## [Records shown]
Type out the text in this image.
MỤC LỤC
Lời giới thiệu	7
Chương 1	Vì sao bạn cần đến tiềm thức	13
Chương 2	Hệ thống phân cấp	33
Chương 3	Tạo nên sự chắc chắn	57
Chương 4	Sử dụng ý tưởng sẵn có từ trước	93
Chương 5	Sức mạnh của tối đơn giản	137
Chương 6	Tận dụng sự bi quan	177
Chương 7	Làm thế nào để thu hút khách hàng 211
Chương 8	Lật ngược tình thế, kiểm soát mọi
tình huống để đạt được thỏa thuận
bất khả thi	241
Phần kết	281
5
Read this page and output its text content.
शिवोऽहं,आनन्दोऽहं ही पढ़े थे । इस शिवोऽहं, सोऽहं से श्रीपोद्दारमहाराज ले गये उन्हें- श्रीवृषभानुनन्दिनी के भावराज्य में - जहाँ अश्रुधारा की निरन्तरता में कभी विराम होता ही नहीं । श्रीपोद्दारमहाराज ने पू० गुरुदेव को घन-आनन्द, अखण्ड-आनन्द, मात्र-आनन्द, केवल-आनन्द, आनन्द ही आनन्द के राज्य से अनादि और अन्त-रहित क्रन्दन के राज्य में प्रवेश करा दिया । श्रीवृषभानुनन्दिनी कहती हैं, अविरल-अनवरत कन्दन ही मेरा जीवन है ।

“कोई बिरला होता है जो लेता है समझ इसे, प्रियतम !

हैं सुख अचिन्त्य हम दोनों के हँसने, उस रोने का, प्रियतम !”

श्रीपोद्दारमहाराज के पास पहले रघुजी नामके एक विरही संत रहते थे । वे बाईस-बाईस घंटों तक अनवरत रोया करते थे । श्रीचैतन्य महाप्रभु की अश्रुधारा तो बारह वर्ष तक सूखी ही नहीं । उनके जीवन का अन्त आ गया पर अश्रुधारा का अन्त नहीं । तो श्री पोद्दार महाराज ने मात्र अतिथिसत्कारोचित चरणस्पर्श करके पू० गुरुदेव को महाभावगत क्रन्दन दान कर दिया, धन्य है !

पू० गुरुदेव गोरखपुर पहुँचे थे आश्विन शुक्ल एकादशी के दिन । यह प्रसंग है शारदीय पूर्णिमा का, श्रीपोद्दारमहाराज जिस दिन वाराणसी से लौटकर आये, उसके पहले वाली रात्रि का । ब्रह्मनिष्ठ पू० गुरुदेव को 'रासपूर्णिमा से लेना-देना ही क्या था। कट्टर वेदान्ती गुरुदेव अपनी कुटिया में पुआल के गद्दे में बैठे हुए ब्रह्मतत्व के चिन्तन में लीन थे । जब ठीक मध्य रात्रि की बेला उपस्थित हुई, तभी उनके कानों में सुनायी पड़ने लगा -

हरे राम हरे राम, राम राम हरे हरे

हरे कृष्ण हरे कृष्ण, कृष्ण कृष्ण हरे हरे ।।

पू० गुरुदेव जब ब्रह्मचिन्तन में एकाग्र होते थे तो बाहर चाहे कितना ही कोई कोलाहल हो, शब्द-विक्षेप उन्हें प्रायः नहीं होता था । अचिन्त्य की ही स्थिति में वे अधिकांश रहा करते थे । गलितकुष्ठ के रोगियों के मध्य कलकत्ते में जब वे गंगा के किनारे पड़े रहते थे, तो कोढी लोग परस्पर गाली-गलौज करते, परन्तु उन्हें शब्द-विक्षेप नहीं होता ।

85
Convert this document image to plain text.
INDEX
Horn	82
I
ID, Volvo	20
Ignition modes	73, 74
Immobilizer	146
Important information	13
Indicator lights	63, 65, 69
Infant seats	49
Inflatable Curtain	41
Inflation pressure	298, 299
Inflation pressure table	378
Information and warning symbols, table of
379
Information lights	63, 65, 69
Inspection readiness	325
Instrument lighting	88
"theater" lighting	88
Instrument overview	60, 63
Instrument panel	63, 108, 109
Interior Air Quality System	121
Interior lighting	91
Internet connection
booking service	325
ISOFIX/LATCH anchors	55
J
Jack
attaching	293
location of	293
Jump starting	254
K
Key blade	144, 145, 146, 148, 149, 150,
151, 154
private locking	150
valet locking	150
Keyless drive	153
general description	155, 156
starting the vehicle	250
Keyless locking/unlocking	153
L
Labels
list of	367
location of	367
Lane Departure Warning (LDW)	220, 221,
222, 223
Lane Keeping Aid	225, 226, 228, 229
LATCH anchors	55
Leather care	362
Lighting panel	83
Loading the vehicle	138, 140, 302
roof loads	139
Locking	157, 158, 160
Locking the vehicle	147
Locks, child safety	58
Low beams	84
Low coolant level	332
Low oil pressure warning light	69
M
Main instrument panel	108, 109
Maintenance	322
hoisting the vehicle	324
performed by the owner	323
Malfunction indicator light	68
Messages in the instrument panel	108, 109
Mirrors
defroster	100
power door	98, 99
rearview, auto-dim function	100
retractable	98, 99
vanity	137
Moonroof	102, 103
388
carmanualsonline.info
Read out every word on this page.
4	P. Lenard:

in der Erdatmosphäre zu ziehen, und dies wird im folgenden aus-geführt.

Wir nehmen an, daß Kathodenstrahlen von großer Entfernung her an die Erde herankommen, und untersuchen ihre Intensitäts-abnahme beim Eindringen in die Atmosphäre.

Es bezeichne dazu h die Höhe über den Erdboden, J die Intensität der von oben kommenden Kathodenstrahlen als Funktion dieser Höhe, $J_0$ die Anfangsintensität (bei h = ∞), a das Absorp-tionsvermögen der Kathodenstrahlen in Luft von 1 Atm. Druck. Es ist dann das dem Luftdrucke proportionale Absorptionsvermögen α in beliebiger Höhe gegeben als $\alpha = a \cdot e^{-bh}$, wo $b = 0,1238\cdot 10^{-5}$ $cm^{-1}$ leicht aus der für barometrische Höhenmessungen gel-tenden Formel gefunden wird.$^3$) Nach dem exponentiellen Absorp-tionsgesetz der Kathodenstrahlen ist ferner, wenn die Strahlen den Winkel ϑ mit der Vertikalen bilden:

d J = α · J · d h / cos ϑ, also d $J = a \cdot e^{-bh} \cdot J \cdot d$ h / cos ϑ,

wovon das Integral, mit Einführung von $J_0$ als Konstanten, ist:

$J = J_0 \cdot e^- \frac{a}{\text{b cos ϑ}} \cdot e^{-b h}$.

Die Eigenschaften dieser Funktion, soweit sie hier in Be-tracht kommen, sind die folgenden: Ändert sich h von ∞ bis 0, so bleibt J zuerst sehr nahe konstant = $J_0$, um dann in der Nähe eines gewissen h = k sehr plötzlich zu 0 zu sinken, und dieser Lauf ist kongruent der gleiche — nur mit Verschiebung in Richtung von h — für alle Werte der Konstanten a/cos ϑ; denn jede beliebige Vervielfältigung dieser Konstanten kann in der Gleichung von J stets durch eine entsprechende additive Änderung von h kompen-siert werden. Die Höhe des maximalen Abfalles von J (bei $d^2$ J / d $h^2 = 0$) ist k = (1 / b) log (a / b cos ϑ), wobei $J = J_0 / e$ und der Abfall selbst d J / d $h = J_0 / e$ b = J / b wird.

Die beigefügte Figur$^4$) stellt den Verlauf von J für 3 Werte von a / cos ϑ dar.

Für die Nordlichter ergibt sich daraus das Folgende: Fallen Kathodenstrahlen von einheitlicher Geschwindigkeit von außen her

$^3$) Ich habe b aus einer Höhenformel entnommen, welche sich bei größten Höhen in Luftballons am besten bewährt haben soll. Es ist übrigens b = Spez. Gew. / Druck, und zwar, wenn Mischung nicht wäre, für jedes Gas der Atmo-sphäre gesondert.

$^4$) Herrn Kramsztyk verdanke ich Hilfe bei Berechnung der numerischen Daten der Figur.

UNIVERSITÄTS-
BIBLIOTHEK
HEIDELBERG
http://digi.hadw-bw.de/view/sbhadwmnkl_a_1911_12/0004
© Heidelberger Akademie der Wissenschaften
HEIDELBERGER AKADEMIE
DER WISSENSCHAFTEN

## [Task]
Gather every line containing the word "image" and copy it.

## [Response to the exercise]
Type out the text in this image.
Convert this document image to plain text.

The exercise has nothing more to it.